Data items
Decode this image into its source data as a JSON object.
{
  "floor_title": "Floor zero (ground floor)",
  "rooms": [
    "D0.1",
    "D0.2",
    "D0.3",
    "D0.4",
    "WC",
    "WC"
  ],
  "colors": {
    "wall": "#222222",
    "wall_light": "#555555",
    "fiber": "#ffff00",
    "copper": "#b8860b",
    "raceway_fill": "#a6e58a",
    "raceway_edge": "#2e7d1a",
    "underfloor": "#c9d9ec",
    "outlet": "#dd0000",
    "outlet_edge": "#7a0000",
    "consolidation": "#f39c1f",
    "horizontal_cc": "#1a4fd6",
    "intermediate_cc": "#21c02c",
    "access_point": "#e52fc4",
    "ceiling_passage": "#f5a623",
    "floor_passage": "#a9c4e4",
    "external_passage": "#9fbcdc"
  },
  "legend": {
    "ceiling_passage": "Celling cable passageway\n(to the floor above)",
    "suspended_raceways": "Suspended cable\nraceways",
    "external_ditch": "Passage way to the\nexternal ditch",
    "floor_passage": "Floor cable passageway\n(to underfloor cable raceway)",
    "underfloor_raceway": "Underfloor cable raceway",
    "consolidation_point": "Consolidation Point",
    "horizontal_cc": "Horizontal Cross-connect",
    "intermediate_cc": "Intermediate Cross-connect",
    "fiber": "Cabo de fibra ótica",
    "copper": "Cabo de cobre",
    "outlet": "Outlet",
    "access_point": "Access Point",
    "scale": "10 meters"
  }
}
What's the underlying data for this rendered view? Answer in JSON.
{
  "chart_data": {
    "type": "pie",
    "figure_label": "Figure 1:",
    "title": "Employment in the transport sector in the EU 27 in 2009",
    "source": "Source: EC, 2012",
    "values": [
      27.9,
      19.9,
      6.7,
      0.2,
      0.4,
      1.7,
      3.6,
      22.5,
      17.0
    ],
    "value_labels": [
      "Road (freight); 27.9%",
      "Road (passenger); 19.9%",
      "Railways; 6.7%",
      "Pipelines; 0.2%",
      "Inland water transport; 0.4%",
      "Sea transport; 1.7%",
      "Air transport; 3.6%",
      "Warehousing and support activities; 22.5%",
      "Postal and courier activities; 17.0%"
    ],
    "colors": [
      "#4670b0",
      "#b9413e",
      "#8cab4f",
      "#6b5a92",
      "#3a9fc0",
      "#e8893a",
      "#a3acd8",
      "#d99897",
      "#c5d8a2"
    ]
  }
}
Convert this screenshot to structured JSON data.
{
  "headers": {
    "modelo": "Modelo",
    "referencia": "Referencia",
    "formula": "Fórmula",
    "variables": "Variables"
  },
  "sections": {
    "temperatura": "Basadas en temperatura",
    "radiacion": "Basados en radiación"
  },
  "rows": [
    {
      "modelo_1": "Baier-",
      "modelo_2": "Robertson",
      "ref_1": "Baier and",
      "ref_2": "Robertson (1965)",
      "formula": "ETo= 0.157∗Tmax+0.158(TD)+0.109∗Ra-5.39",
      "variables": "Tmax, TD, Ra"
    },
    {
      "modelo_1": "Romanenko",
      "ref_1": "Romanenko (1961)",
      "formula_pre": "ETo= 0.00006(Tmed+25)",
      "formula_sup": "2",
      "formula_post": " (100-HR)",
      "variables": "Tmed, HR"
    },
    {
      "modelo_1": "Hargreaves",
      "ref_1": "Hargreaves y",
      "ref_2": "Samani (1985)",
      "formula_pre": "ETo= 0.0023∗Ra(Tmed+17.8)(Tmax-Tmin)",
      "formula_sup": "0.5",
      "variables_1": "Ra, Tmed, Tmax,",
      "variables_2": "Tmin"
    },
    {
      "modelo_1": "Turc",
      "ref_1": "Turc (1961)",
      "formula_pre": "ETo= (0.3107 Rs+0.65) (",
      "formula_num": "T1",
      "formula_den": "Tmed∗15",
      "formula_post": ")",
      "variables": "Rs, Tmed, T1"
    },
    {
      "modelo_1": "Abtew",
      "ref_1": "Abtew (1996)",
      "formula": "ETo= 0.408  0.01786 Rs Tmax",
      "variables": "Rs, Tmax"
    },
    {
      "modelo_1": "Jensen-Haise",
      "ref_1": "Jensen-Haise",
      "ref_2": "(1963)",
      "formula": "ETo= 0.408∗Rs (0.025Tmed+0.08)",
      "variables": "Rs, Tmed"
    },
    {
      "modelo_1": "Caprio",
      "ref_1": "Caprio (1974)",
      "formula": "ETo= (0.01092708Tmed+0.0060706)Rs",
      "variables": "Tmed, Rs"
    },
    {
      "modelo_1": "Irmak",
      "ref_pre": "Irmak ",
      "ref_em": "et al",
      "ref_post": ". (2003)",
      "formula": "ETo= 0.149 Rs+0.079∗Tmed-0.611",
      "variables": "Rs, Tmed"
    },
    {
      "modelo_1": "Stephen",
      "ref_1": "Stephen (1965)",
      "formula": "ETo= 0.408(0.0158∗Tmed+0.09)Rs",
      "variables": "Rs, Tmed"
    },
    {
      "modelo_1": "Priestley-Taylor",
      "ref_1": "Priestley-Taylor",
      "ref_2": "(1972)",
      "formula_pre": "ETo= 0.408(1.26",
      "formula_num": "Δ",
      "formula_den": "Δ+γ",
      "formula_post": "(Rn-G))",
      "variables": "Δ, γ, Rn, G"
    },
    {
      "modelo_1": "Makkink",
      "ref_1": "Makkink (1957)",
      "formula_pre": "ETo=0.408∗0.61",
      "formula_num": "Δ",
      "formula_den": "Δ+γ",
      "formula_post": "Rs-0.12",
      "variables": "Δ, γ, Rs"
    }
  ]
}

Exercise instructions -
Write down all the entries again without a single difference.

Solution to this problem -
Decode this image into its source data as a JSON object.
{
  "floor_title": "Floor zero (ground floor)",
  "rooms": [
    "D0.1",
    "D0.2",
    "D0.3",
    "D0.4",
    "WC",
    "WC"
  ],
  "colors": {
    "wall": "#222222",
    "wall_light": "#555555",
    "fiber": "#ffff00",
    "copper": "#b8860b",
    "raceway_fill": "#a6e58a",
    "raceway_edge": "#2e7d1a",
    "underfloor": "#c9d9ec",
    "outlet": "#dd0000",
    "outlet_edge": "#7a0000",
    "consolidation": "#f39c1f",
    "horizontal_cc": "#1a4fd6",
    "intermediate_cc": "#21c02c",
    "access_point": "#e52fc4",
    "ceiling_passage": "#f5a623",
    "floor_passage": "#a9c4e4",
    "external_passage": "#9fbcdc"
  },
  "legend": {
    "ceiling_passage": "Celling cable passageway\n(to the floor above)",
    "suspended_raceways": "Suspended cable\nraceways",
    "external_ditch": "Passage way to the\nexternal ditch",
    "floor_passage": "Floor cable passageway\n(to underfloor cable raceway)",
    "underfloor_raceway": "Underfloor cable raceway",
    "consolidation_point": "Consolidation Point",
    "horizontal_cc": "Horizontal Cross-connect",
    "intermediate_cc": "Intermediate Cross-connect",
    "fiber": "Cabo de fibra ótica",
    "copper": "Cabo de cobre",
    "outlet": "Outlet",
    "access_point": "Access Point",
    "scale": "10 meters"
  }
}
What's the underlying data for this rendered view? Answer in JSON.
{
  "chart_data": {
    "type": "pie",
    "figure_label": "Figure 1:",
    "title": "Employment in the transport sector in the EU 27 in 2009",
    "source": "Source: EC, 2012",
    "values": [
      27.9,
      19.9,
      6.7,
      0.2,
      0.4,
      1.7,
      3.6,
      22.5,
      17.0
    ],
    "value_labels": [
      "Road (freight); 27.9%",
      "Road (passenger); 19.9%",
      "Railways; 6.7%",
      "Pipelines; 0.2%",
      "Inland water transport; 0.4%",
      "Sea transport; 1.7%",
      "Air transport; 3.6%",
      "Warehousing and support activities; 22.5%",
      "Postal and courier activities; 17.0%"
    ],
    "colors": [
      "#4670b0",
      "#b9413e",
      "#8cab4f",
      "#6b5a92",
      "#3a9fc0",
      "#e8893a",
      "#a3acd8",
      "#d99897",
      "#c5d8a2"
    ]
  }
}
Convert this screenshot to structured JSON data.
{
  "headers": {
    "modelo": "Modelo",
    "referencia": "Referencia",
    "formula": "Fórmula",
    "variables": "Variables"
  },
  "sections": {
    "temperatura": "Basadas en temperatura",
    "radiacion": "Basados en radiación"
  },
  "rows": [
    {
      "modelo_1": "Baier-",
      "modelo_2": "Robertson",
      "ref_1": "Baier and",
      "ref_2": "Robertson (1965)",
      "formula": "ETo= 0.157∗Tmax+0.158(TD)+0.109∗Ra-5.39",
      "variables": "Tmax, TD, Ra"
    },
    {
      "modelo_1": "Romanenko",
      "ref_1": "Romanenko (1961)",
      "formula_pre": "ETo= 0.00006(Tmed+25)",
      "formula_sup": "2",
      "formula_post": " (100-HR)",
      "variables": "Tmed, HR"
    },
    {
      "modelo_1": "Hargreaves",
      "ref_1": "Hargreaves y",
      "ref_2": "Samani (1985)",
      "formula_pre": "ETo= 0.0023∗Ra(Tmed+17.8)(Tmax-Tmin)",
      "formula_sup": "0.5",
      "variables_1": "Ra, Tmed, Tmax,",
      "variables_2": "Tmin"
    },
    {
      "modelo_1": "Turc",
      "ref_1": "Turc (1961)",
      "formula_pre": "ETo= (0.3107 Rs+0.65) (",
      "formula_num": "T1",
      "formula_den": "Tmed∗15",
      "formula_post": ")",
      "variables": "Rs, Tmed, T1"
    },
    {
      "modelo_1": "Abtew",
      "ref_1": "Abtew (1996)",
      "formula": "ETo= 0.408  0.01786 Rs Tmax",
      "variables": "Rs, Tmax"
    },
    {
      "modelo_1": "Jensen-Haise",
      "ref_1": "Jensen-Haise",
      "ref_2": "(1963)",
      "formula": "ETo= 0.408∗Rs (0.025Tmed+0.08)",
      "variables": "Rs, Tmed"
    },
    {
      "modelo_1": "Caprio",
      "ref_1": "Caprio (1974)",
      "formula": "ETo= (0.01092708Tmed+0.0060706)Rs",
      "variables": "Tmed, Rs"
    },
    {
      "modelo_1": "Irmak",
      "ref_pre": "Irmak ",
      "ref_em": "et al",
      "ref_post": ". (2003)",
      "formula": "ETo= 0.149 Rs+0.079∗Tmed-0.611",
      "variables": "Rs, Tmed"
    },
    {
      "modelo_1": "Stephen",
      "ref_1": "Stephen (1965)",
      "formula": "ETo= 0.408(0.0158∗Tmed+0.09)Rs",
      "variables": "Rs, Tmed"
    },
    {
      "modelo_1": "Priestley-Taylor",
      "ref_1": "Priestley-Taylor",
      "ref_2": "(1972)",
      "formula_pre": "ETo= 0.408(1.26",
      "formula_num": "Δ",
      "formula_den": "Δ+γ",
      "formula_post": "(Rn-G))",
      "variables": "Δ, γ, Rn, G"
    },
    {
      "modelo_1": "Makkink",
      "ref_1": "Makkink (1957)",
      "formula_pre": "ETo=0.408∗0.61",
      "formula_num": "Δ",
      "formula_den": "Δ+γ",
      "formula_post": "Rs-0.12",
      "variables": "Δ, γ, Rs"
    }
  ]
}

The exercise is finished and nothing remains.